- **What is expected**
Each record must be reproduced exactly as it is shown.

- **Data lines**
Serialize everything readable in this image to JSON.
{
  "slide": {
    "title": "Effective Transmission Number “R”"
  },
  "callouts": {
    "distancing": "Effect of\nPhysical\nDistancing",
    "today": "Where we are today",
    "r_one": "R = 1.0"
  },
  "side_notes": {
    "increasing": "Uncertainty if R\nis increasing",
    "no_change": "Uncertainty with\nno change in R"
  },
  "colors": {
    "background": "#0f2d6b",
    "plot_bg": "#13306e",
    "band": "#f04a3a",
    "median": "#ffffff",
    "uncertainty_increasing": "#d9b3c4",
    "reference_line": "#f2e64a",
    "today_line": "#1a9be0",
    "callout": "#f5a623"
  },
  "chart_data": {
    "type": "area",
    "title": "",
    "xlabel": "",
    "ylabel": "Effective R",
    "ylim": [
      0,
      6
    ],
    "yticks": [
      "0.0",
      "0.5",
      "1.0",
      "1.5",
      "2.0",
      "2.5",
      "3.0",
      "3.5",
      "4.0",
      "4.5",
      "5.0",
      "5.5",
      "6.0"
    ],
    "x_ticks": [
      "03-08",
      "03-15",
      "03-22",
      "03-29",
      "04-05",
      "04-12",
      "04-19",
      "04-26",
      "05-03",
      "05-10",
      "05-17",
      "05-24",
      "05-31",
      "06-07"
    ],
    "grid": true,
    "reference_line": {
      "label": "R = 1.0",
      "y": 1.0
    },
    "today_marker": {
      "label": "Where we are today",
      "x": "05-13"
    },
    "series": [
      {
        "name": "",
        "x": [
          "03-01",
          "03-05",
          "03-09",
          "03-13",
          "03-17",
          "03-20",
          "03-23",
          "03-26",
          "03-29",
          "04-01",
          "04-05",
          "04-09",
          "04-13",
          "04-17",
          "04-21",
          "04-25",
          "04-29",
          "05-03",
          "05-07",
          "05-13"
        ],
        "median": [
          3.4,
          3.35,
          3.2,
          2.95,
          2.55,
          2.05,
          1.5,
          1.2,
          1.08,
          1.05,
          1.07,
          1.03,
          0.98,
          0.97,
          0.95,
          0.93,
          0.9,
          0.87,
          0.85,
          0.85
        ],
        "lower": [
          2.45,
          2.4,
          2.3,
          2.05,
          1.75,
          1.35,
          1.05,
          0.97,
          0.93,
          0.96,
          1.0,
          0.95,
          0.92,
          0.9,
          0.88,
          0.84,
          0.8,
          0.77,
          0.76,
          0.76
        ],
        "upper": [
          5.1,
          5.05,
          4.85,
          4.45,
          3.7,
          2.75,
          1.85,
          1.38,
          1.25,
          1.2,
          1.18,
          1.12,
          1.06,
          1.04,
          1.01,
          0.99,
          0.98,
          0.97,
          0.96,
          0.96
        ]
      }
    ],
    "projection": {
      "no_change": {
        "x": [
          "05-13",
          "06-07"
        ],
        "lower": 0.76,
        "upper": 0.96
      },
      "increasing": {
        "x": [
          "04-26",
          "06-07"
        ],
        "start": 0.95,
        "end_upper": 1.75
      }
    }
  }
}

- **Answer below**
Serialize everything readable in this image to JSON.
{
  "slide": {
    "title": "Effective Transmission Number “R”"
  },
  "callouts": {
    "distancing": "Effect of\nPhysical\nDistancing",
    "today": "Where we are today",
    "r_one": "R = 1.0"
  },
  "side_notes": {
    "increasing": "Uncertainty if R\nis increasing",
    "no_change": "Uncertainty with\nno change in R"
  },
  "colors": {
    "background": "#0f2d6b",
    "plot_bg": "#13306e",
    "band": "#f04a3a",
    "median": "#ffffff",
    "uncertainty_increasing": "#d9b3c4",
    "reference_line": "#f2e64a",
    "today_line": "#1a9be0",
    "callout": "#f5a623"
  },
  "chart_data": {
    "type": "area",
    "title": "",
    "xlabel": "",
    "ylabel": "Effective R",
    "ylim": [
      0,
      6
    ],
    "yticks": [
      "0.0",
      "0.5",
      "1.0",
      "1.5",
      "2.0",
      "2.5",
      "3.0",
      "3.5",
      "4.0",
      "4.5",
      "5.0",
      "5.5",
      "6.0"
    ],
    "x_ticks": [
      "03-08",
      "03-15",
      "03-22",
      "03-29",
      "04-05",
      "04-12",
      "04-19",
      "04-26",
      "05-03",
      "05-10",
      "05-17",
      "05-24",
      "05-31",
      "06-07"
    ],
    "grid": true,
    "reference_line": {
      "label": "R = 1.0",
      "y": 1.0
    },
    "today_marker": {
      "label": "Where we are today",
      "x": "05-13"
    },
    "series": [
      {
        "name": "",
        "x": [
          "03-01",
          "03-05",
          "03-09",
          "03-13",
          "03-17",
          "03-20",
          "03-23",
          "03-26",
          "03-29",
          "04-01",
          "04-05",
          "04-09",
          "04-13",
          "04-17",
          "04-21",
          "04-25",
          "04-29",
          "05-03",
          "05-07",
          "05-13"
        ],
        "median": [
          3.4,
          3.35,
          3.2,
          2.95,
          2.55,
          2.05,
          1.5,
          1.2,
          1.08,
          1.05,
          1.07,
          1.03,
          0.98,
          0.97,
          0.95,
          0.93,
          0.9,
          0.87,
          0.85,
          0.85
        ],
        "lower": [
          2.45,
          2.4,
          2.3,
          2.05,
          1.75,
          1.35,
          1.05,
          0.97,
          0.93,
          0.96,
          1.0,
          0.95,
          0.92,
          0.9,
          0.88,
          0.84,
          0.8,
          0.77,
          0.76,
          0.76
        ],
        "upper": [
          5.1,
          5.05,
          4.85,
          4.45,
          3.7,
          2.75,
          1.85,
          1.38,
          1.25,
          1.2,
          1.18,
          1.12,
          1.06,
          1.04,
          1.01,
          0.99,
          0.98,
          0.97,
          0.96,
          0.96
        ]
      }
    ],
    "projection": {
      "no_change": {
        "x": [
          "05-13",
          "06-07"
        ],
        "lower": 0.76,
        "upper": 0.96
      },
      "increasing": {
        "x": [
          "04-26",
          "06-07"
        ],
        "start": 0.95,
        "end_upper": 1.75
      }
    }
  }
}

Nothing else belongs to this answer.